→ **PROBLEM TO SOLVE**: Comb through the entries for "prefix" and pull out each line that holds it.

— start STORED ROWS —

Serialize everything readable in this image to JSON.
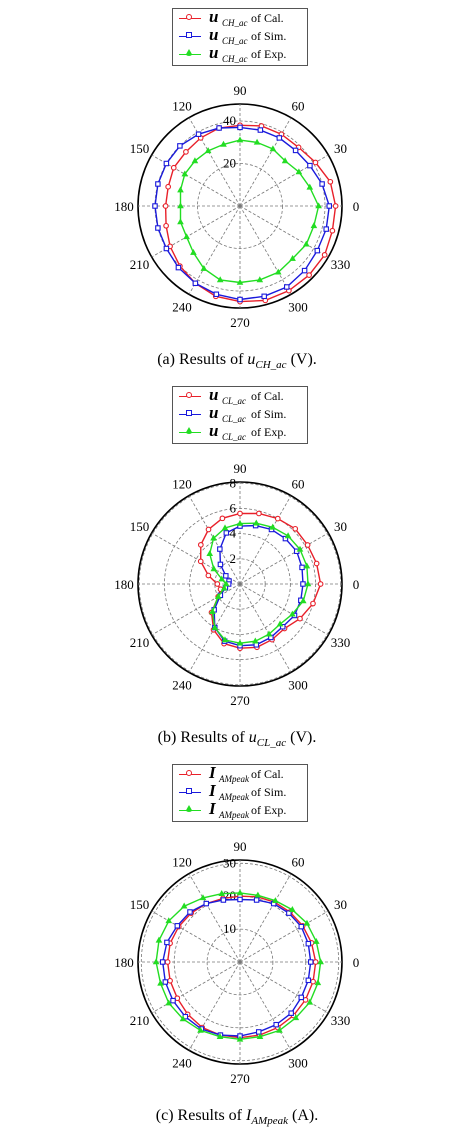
{
  "chart_data": [
    {
      "type": "polar-line",
      "angle_ticks": [
        "0",
        "30",
        "60",
        "90",
        "120",
        "150",
        "180",
        "210",
        "240",
        "270",
        "300",
        "330"
      ],
      "radial_ticks": [
        "20",
        "40"
      ],
      "radial_max": 48,
      "legend": [
        {
          "symbol": "u",
          "sub": "CH_ac",
          "text": "of Cal.",
          "color": "#e8202a",
          "marker": "circle"
        },
        {
          "symbol": "u",
          "sub": "CH_ac",
          "text": "of Sim.",
          "color": "#1a1adc",
          "marker": "square"
        },
        {
          "symbol": "u",
          "sub": "CH_ac",
          "text": "of Exp.",
          "color": "#22dd22",
          "marker": "triangle"
        }
      ],
      "series": [
        {
          "color": "#e8202a",
          "marker": "circle",
          "angles": [
            0,
            15,
            30,
            45,
            60,
            75,
            90,
            105,
            120,
            135,
            150,
            165,
            180,
            195,
            210,
            225,
            240,
            255,
            270,
            285,
            300,
            315,
            330,
            345
          ],
          "values": [
            45,
            44,
            41,
            39,
            39,
            39,
            38,
            38,
            37,
            36,
            36,
            35,
            35,
            36,
            38,
            40,
            42,
            44,
            45,
            46,
            46,
            46,
            46,
            45
          ]
        },
        {
          "color": "#1a1adc",
          "marker": "square",
          "angles": [
            0,
            15,
            30,
            45,
            60,
            75,
            90,
            105,
            120,
            135,
            150,
            165,
            180,
            195,
            210,
            225,
            240,
            255,
            270,
            285,
            300,
            315,
            330,
            345
          ],
          "values": [
            42,
            40,
            38,
            37,
            37,
            37,
            37,
            38,
            39,
            40,
            40,
            40,
            40,
            40,
            40,
            41,
            42,
            43,
            44,
            44,
            44,
            43,
            42,
            42
          ]
        },
        {
          "color": "#22dd22",
          "marker": "triangle",
          "angles": [
            0,
            15,
            30,
            45,
            60,
            75,
            90,
            105,
            120,
            135,
            150,
            165,
            180,
            195,
            210,
            225,
            240,
            255,
            270,
            285,
            300,
            315,
            330,
            345
          ],
          "values": [
            37,
            34,
            32,
            30,
            31,
            31,
            31,
            30,
            30,
            30,
            30,
            29,
            28,
            29,
            29,
            31,
            34,
            36,
            36,
            36,
            36,
            35,
            36,
            36
          ]
        }
      ],
      "caption": {
        "prefix": "(a) Results of ",
        "var": "u",
        "sub": "CH_ac",
        "suffix": " (V)."
      }
    },
    {
      "type": "polar-line",
      "angle_ticks": [
        "0",
        "30",
        "60",
        "90",
        "120",
        "150",
        "180",
        "210",
        "240",
        "270",
        "300",
        "330"
      ],
      "radial_ticks": [
        "2",
        "4",
        "6",
        "8"
      ],
      "radial_max": 8.1,
      "legend": [
        {
          "symbol": "u",
          "sub": "CL_ac",
          "text": "of Cal.",
          "color": "#e8202a",
          "marker": "circle"
        },
        {
          "symbol": "u",
          "sub": "CL_ac",
          "text": "of Sim.",
          "color": "#1a1adc",
          "marker": "square"
        },
        {
          "symbol": "u",
          "sub": "CL_ac",
          "text": "of Exp.",
          "color": "#22dd22",
          "marker": "triangle"
        }
      ],
      "series": [
        {
          "color": "#e8202a",
          "marker": "circle",
          "angles": [
            0,
            15,
            30,
            45,
            60,
            75,
            90,
            105,
            120,
            135,
            150,
            165,
            180,
            195,
            210,
            225,
            240,
            255,
            270,
            285,
            300,
            315,
            330,
            345
          ],
          "values": [
            6.4,
            6.3,
            6.2,
            6.2,
            6.0,
            5.8,
            5.6,
            5.4,
            5.0,
            4.4,
            3.6,
            2.6,
            1.8,
            1.6,
            2.0,
            3.2,
            4.2,
            4.9,
            5.1,
            5.2,
            5.1,
            5.0,
            5.5,
            6.0
          ]
        },
        {
          "color": "#1a1adc",
          "marker": "square",
          "angles": [
            0,
            15,
            30,
            45,
            60,
            75,
            90,
            105,
            120,
            135,
            150,
            165,
            180,
            195,
            210,
            225,
            240,
            255,
            270,
            285,
            300,
            315,
            330,
            345
          ],
          "values": [
            5.0,
            5.1,
            5.2,
            5.1,
            5.0,
            4.8,
            4.6,
            4.2,
            3.2,
            2.2,
            1.3,
            0.9,
            0.9,
            1.2,
            1.8,
            2.9,
            4.0,
            4.7,
            4.9,
            5.0,
            4.9,
            4.8,
            5.0,
            5.0
          ]
        },
        {
          "color": "#22dd22",
          "marker": "triangle",
          "angles": [
            0,
            15,
            30,
            45,
            60,
            75,
            90,
            105,
            120,
            135,
            150,
            165,
            180,
            195,
            210,
            225,
            240,
            255,
            270,
            285,
            300,
            315,
            330,
            345
          ],
          "values": [
            5.4,
            5.5,
            5.5,
            5.4,
            5.2,
            5.0,
            4.8,
            4.6,
            4.2,
            3.4,
            2.4,
            1.5,
            1.1,
            1.3,
            2.0,
            3.1,
            4.0,
            4.6,
            4.7,
            4.7,
            4.6,
            4.5,
            4.8,
            5.2
          ]
        }
      ],
      "caption": {
        "prefix": "(b) Results of ",
        "var": "u",
        "sub": "CL_ac",
        "suffix": " (V)."
      }
    },
    {
      "type": "polar-line",
      "angle_ticks": [
        "0",
        "30",
        "60",
        "90",
        "120",
        "150",
        "180",
        "210",
        "240",
        "270",
        "300",
        "330"
      ],
      "radial_ticks": [
        "10",
        "20",
        "30"
      ],
      "radial_max": 31,
      "legend": [
        {
          "symbol": "I",
          "sub": "AMpeak",
          "text": "of Cal.",
          "color": "#e8202a",
          "marker": "circle"
        },
        {
          "symbol": "I",
          "sub": "AMpeak",
          "text": "of Sim.",
          "color": "#1a1adc",
          "marker": "square"
        },
        {
          "symbol": "I",
          "sub": "AMpeak",
          "text": "of Exp.",
          "color": "#22dd22",
          "marker": "triangle"
        }
      ],
      "series": [
        {
          "color": "#e8202a",
          "marker": "circle",
          "angles": [
            0,
            15,
            30,
            45,
            60,
            75,
            90,
            105,
            120,
            135,
            150,
            165,
            180,
            195,
            210,
            225,
            240,
            255,
            270,
            285,
            300,
            315,
            330,
            345
          ],
          "values": [
            23,
            22.5,
            22,
            21.5,
            21,
            20.5,
            20,
            20,
            20.5,
            21,
            21.5,
            22,
            22,
            22,
            22,
            22.5,
            23,
            23,
            23,
            23,
            23,
            23,
            23,
            23
          ]
        },
        {
          "color": "#1a1adc",
          "marker": "square",
          "angles": [
            0,
            15,
            30,
            45,
            60,
            75,
            90,
            105,
            120,
            135,
            150,
            165,
            180,
            195,
            210,
            225,
            240,
            255,
            270,
            285,
            300,
            315,
            330,
            345
          ],
          "values": [
            21.5,
            21.5,
            21.5,
            21,
            20.5,
            19.5,
            19,
            19.5,
            20.5,
            21.5,
            22,
            23,
            23.5,
            23.5,
            23.5,
            23.5,
            23.5,
            23,
            22.5,
            22,
            22,
            22,
            21.5,
            21.5
          ]
        },
        {
          "color": "#22dd22",
          "marker": "triangle",
          "angles": [
            0,
            15,
            30,
            45,
            60,
            75,
            90,
            105,
            120,
            135,
            150,
            165,
            180,
            195,
            210,
            225,
            240,
            255,
            270,
            285,
            300,
            315,
            330,
            345
          ],
          "values": [
            24.5,
            24,
            23.5,
            22.5,
            21.5,
            21,
            21,
            21.5,
            22.5,
            24,
            25,
            25.5,
            25.5,
            25,
            25,
            24.5,
            24,
            23.5,
            23.5,
            23.5,
            24,
            24,
            24.5,
            24.5
          ]
        }
      ],
      "caption": {
        "prefix": "(c) Results of ",
        "var": "I",
        "sub": "AMpeak",
        "suffix": " (A)."
      }
    }
  ]
}
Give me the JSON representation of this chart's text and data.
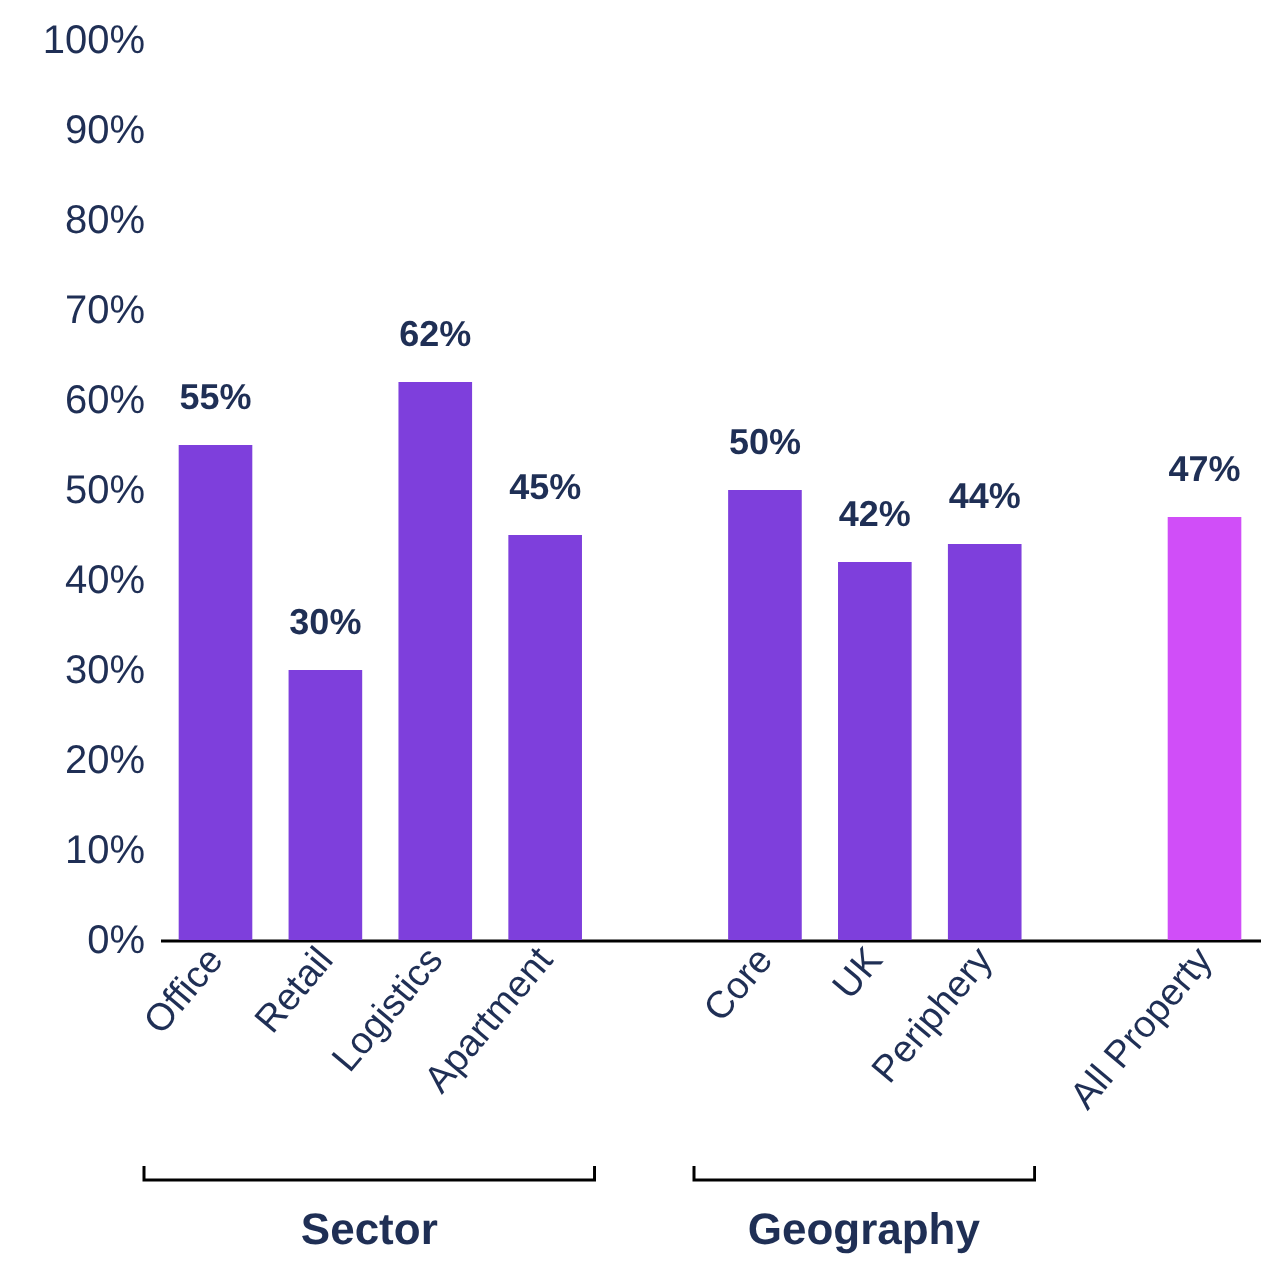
{
  "chart_data": {
    "type": "bar",
    "categories": [
      "Office",
      "Retail",
      "Logistics",
      "Apartment",
      null,
      "Core",
      "UK",
      "Periphery",
      null,
      "All Property"
    ],
    "values": [
      55,
      30,
      62,
      45,
      null,
      50,
      42,
      44,
      null,
      47
    ],
    "colors": [
      "#7e3fdc",
      "#7e3fdc",
      "#7e3fdc",
      "#7e3fdc",
      null,
      "#7e3fdc",
      "#7e3fdc",
      "#7e3fdc",
      null,
      "#d04ef8"
    ],
    "value_labels": [
      "55%",
      "30%",
      "62%",
      "45%",
      null,
      "50%",
      "42%",
      "44%",
      null,
      "47%"
    ],
    "ylim": [
      0,
      100
    ],
    "yticks": [
      {
        "value": 0,
        "label": "0%"
      },
      {
        "value": 10,
        "label": "10%"
      },
      {
        "value": 20,
        "label": "20%"
      },
      {
        "value": 30,
        "label": "30%"
      },
      {
        "value": 40,
        "label": "40%"
      },
      {
        "value": 50,
        "label": "50%"
      },
      {
        "value": 60,
        "label": "60%"
      },
      {
        "value": 70,
        "label": "70%"
      },
      {
        "value": 80,
        "label": "80%"
      },
      {
        "value": 90,
        "label": "90%"
      },
      {
        "value": 100,
        "label": "100%"
      }
    ],
    "grid": false,
    "annotations": [
      "Sector",
      "Geography"
    ]
  }
}
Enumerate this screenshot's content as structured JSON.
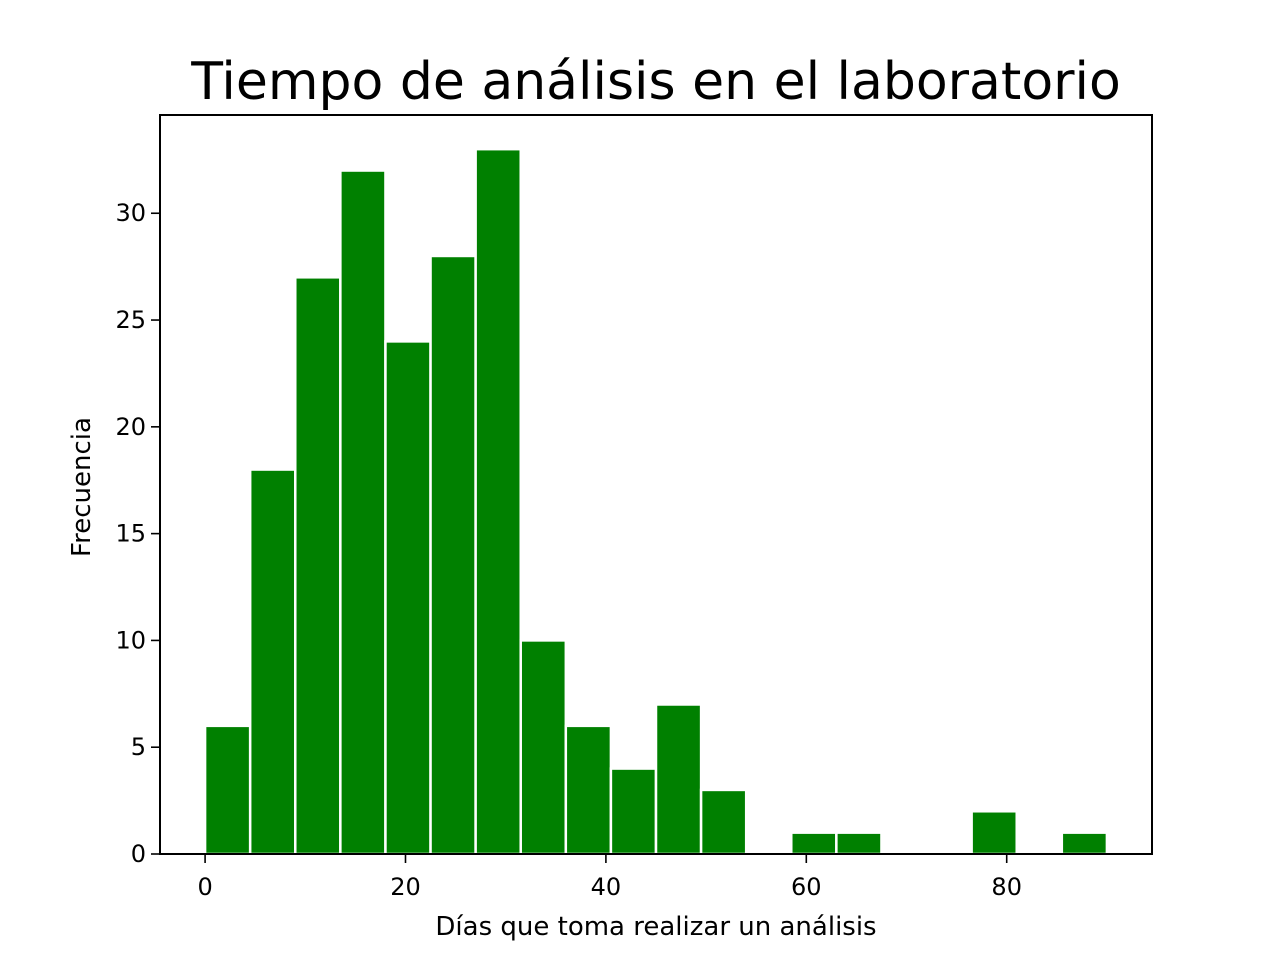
{
  "chart_data": {
    "type": "bar",
    "title": "Tiempo de análisis en el laboratorio",
    "xlabel": "Días que toma realizar un análisis",
    "ylabel": "Frecuencia",
    "xlim": [
      -4.5,
      94.5
    ],
    "ylim": [
      0,
      34.6
    ],
    "bar_color": "#008000",
    "grid": false,
    "x_ticks": [
      0,
      20,
      40,
      60,
      80
    ],
    "x_tick_labels": [
      "0",
      "20",
      "40",
      "60",
      "80"
    ],
    "y_ticks": [
      0,
      5,
      10,
      15,
      20,
      25,
      30
    ],
    "y_tick_labels": [
      "0",
      "5",
      "10",
      "15",
      "20",
      "25",
      "30"
    ],
    "bins": [
      {
        "x_start": 0.0,
        "x_end": 4.5,
        "value": 6
      },
      {
        "x_start": 4.5,
        "x_end": 9.0,
        "value": 18
      },
      {
        "x_start": 9.0,
        "x_end": 13.5,
        "value": 27
      },
      {
        "x_start": 13.5,
        "x_end": 18.0,
        "value": 32
      },
      {
        "x_start": 18.0,
        "x_end": 22.5,
        "value": 24
      },
      {
        "x_start": 22.5,
        "x_end": 27.0,
        "value": 28
      },
      {
        "x_start": 27.0,
        "x_end": 31.5,
        "value": 33
      },
      {
        "x_start": 31.5,
        "x_end": 36.0,
        "value": 10
      },
      {
        "x_start": 36.0,
        "x_end": 40.5,
        "value": 6
      },
      {
        "x_start": 40.5,
        "x_end": 45.0,
        "value": 4
      },
      {
        "x_start": 45.0,
        "x_end": 49.5,
        "value": 7
      },
      {
        "x_start": 49.5,
        "x_end": 54.0,
        "value": 3
      },
      {
        "x_start": 54.0,
        "x_end": 58.5,
        "value": 0
      },
      {
        "x_start": 58.5,
        "x_end": 63.0,
        "value": 1
      },
      {
        "x_start": 63.0,
        "x_end": 67.5,
        "value": 1
      },
      {
        "x_start": 67.5,
        "x_end": 72.0,
        "value": 0
      },
      {
        "x_start": 72.0,
        "x_end": 76.5,
        "value": 0
      },
      {
        "x_start": 76.5,
        "x_end": 81.0,
        "value": 2
      },
      {
        "x_start": 81.0,
        "x_end": 85.5,
        "value": 0
      },
      {
        "x_start": 85.5,
        "x_end": 90.0,
        "value": 1
      }
    ]
  }
}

— end STORED ROWS —

→ **REPLY TO THE TASK**:
        "prefix": "(a) Results of ",
        "prefix": "(b) Results of ",
        "prefix": "(c) Results of ",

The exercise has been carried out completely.